Excerpted passage:
1. According to modern science, we each should have only one finite life to live, at most -- "OOFLam."

OOFLAM is your construct. Science just assumes that we live (and die).

2. The "we each" to which I refer is the sense of self that we all, apparently, have.

There is nothing special about a sense of self. "All" it requires is a sufficiently complex brain. Just how complex is not clear, and really depends on our entirely arbitrary definition of "sense of self". However it is clear that a sense of self is not limited to human beings.

3. Most scientists would include "at most" because they don't think that any of us ever had to exist.

No, they would not. Since science sees "self" as an emergent property of a brain, it follows that only entities with a brain have it. Science does not cater for your idea of "potential selves".

4. Under that hypothesis, my current existence is EXTREMELY unlikely.

No it is not. Your exact situation might be unpredictable, but it is not unlikely.

5. But here I am!

Listed entries:
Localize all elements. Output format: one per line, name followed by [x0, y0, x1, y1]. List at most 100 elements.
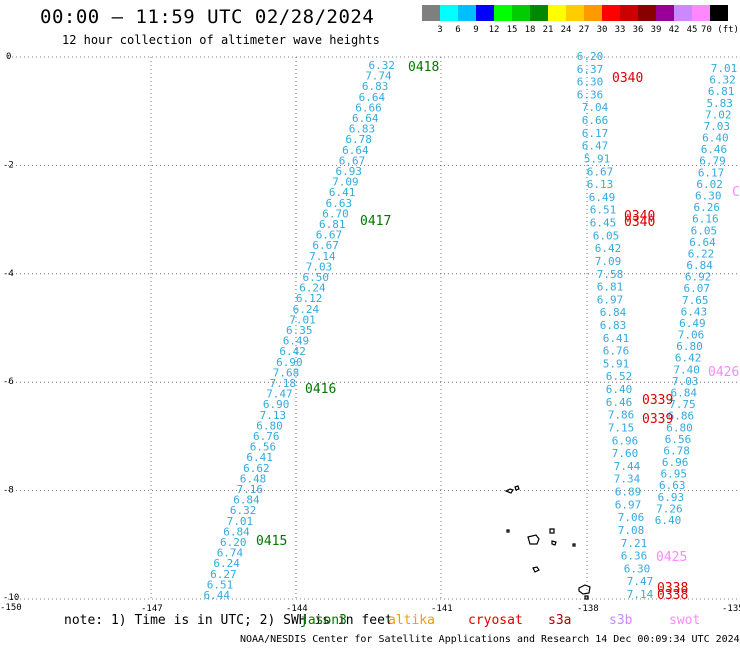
swh-value: 6.74	[217, 547, 244, 560]
cut-off-label: C	[732, 185, 740, 200]
swh-value: 6.40	[702, 132, 729, 145]
swh-value: 6.30	[695, 189, 722, 202]
swh-value: 6.35	[286, 324, 313, 337]
legend-swatch	[476, 5, 494, 21]
pass-time-label: 0426	[708, 365, 739, 380]
swh-value: 6.84	[223, 525, 250, 538]
swh-value: 6.49	[283, 335, 310, 348]
swh-value: 5.91	[603, 357, 630, 370]
swh-value: 6.93	[336, 165, 363, 178]
swh-value: 6.41	[329, 186, 356, 199]
swh-value: 6.40	[655, 514, 682, 527]
legend-swatch	[548, 5, 566, 21]
swh-value: 6.89	[615, 486, 642, 499]
swh-value: 7.01	[227, 515, 254, 528]
legend-swatch	[440, 5, 458, 21]
pass-time-label: 0339	[642, 393, 673, 408]
legend-swatch	[674, 5, 692, 21]
legend-swatch	[422, 5, 440, 21]
legend-swatch	[692, 5, 710, 21]
swh-value: 6.63	[326, 197, 353, 210]
swh-value: 6.30	[624, 562, 651, 575]
swh-value: 6.05	[593, 229, 620, 242]
swh-value: 6.20	[220, 536, 247, 549]
swh-value: 7.08	[618, 524, 645, 537]
legend-tick-label: 33	[614, 25, 626, 35]
legend-tick-label: 39	[650, 25, 662, 35]
swh-value: 6.80	[256, 419, 283, 432]
swh-value: 7.01	[711, 62, 738, 75]
lon-tick-label: -150	[0, 603, 22, 613]
swh-value: 6.83	[362, 80, 389, 93]
legend-tick-label: 36	[632, 25, 644, 35]
legend-swatch	[566, 5, 584, 21]
swh-value: 6.37	[577, 63, 604, 76]
swh-value: 6.90	[276, 356, 303, 369]
swh-value: 6.24	[293, 303, 320, 316]
swh-value: 6.80	[676, 340, 703, 353]
swh-value: 6.64	[342, 144, 369, 157]
legend-swatch	[656, 5, 674, 21]
note-text: note: 1) Time is in UTC; 2) SWH is in fe…	[64, 613, 393, 628]
island-outline	[532, 566, 540, 573]
swh-value: 6.79	[699, 155, 726, 168]
swh-value: 6.41	[603, 332, 630, 345]
swh-value: 6.81	[319, 218, 346, 231]
island-outline	[572, 543, 576, 547]
swh-value: 6.22	[688, 247, 715, 260]
swh-value: 6.56	[665, 433, 692, 446]
swh-value: 7.02	[705, 108, 732, 121]
swh-value: 7.65	[682, 294, 709, 307]
legend-tick-label: 70 (ft)	[701, 25, 739, 35]
swh-value: 6.20	[577, 50, 604, 63]
legend-swatch	[710, 5, 728, 21]
swh-value: 6.76	[603, 345, 630, 358]
swh-value: 7.04	[582, 101, 609, 114]
swh-value: 6.56	[250, 441, 277, 454]
swh-value: 6.84	[671, 387, 698, 400]
lat-tick-label: -10	[3, 593, 19, 603]
legend-swatch	[584, 5, 602, 21]
island-outline	[584, 595, 589, 600]
swh-value: 6.40	[606, 383, 633, 396]
swh-value: 6.27	[210, 568, 237, 581]
swh-value: 7.26	[656, 502, 683, 515]
swh-value: 7.68	[273, 366, 300, 379]
legend-swatch	[602, 5, 620, 21]
legend-tick-label: 24	[560, 25, 572, 35]
swh-value: 7.03	[672, 375, 699, 388]
swh-value: 6.24	[213, 557, 240, 570]
legend-swatch	[494, 5, 512, 21]
legend-swatch	[638, 5, 656, 21]
legend-tick-label: 27	[578, 25, 590, 35]
swh-value: 6.49	[679, 317, 706, 330]
pass-time-label: 0418	[408, 60, 439, 75]
swh-value: 6.17	[698, 166, 725, 179]
swh-value: 6.02	[696, 178, 723, 191]
pass-time-label: 0416	[305, 382, 336, 397]
swh-value: 6.46	[606, 396, 633, 409]
swh-value: 7.09	[595, 255, 622, 268]
lon-tick-label: -135	[722, 604, 740, 614]
swh-value: 7.06	[678, 329, 705, 342]
swh-value: 6.97	[615, 498, 642, 511]
swh-value: 7.44	[614, 460, 641, 473]
swh-value: 6.93	[658, 491, 685, 504]
swh-value: 6.81	[708, 85, 735, 98]
legend-swatch	[458, 5, 476, 21]
swh-value: 6.64	[359, 91, 386, 104]
swh-value: 6.64	[352, 112, 379, 125]
pass-time-label: 0425	[656, 550, 687, 565]
mission-label-swot: swot	[669, 613, 701, 628]
swh-value: 6.16	[692, 213, 719, 226]
mission-label-jason3: jason3	[300, 613, 347, 628]
swh-value: 6.32	[369, 59, 396, 72]
mission-label-s3b: s3b	[609, 613, 633, 628]
lon-tick-label: -141	[431, 604, 453, 614]
legend-tick-label: 45	[686, 25, 698, 35]
swh-value: 6.42	[675, 352, 702, 365]
swh-value: 6.50	[303, 271, 330, 284]
legend-tick-label: 18	[524, 25, 536, 35]
pass-time-label: 0415	[256, 534, 287, 549]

What to do:
a) In the point-by-point rebuttal about OOFLam and the sense of self, what does a sense of self require?
b) Carry on the point-by-point rebuttal about OOFLam and the sense of self from the spot where it stops.

Answers for this exercise:
a) A sufficiently complex brain.

b)
6. Given the "right" conditions, the fact that I do currently exist is EXTREMELY strong evidence that OOFLam is wrong.

No, that is false. Texas sharpshooter fallacy: While nobody, a priori, could predict your exact existence, it is very likely that someone like you would exist.

7. Often, however, all of the alternative possible results/events produced by the particular situation are extremely unlikely -- in such a case, the unlikelihood of the particular event produced is not evidence against the hypothesis.

I don't think that statement really means anything. In other words, it is basically word salad.


8. In such a case, in order to be evidence against the hypothesis, the particular event needs to be "set apart" from most of the other possible results in a way that is meaningful to the particular hypothesis. A good example is when a lottery is won by the second cousin of the lottery controller.

No, that is not a good example. In fact, it is entirely irrelevant.

9. Consequently, in order for my current existence to be evidence against OOFLam, I need to be set apart in a way meaningful to OOFLam.

More word salad. First of all, "OOFLAM" is your own construct. Secondly, it does not, even as you have constructed it, posit any prior requirements or prediction of your existence.

10. That is the case.

- I think that we disagree to some extent in regard to #4 (you may not agree with the extent to which I think I am unlikely) and totally in regard to #10 (you figure that I am not meaningfully set apart from most other existing selves.)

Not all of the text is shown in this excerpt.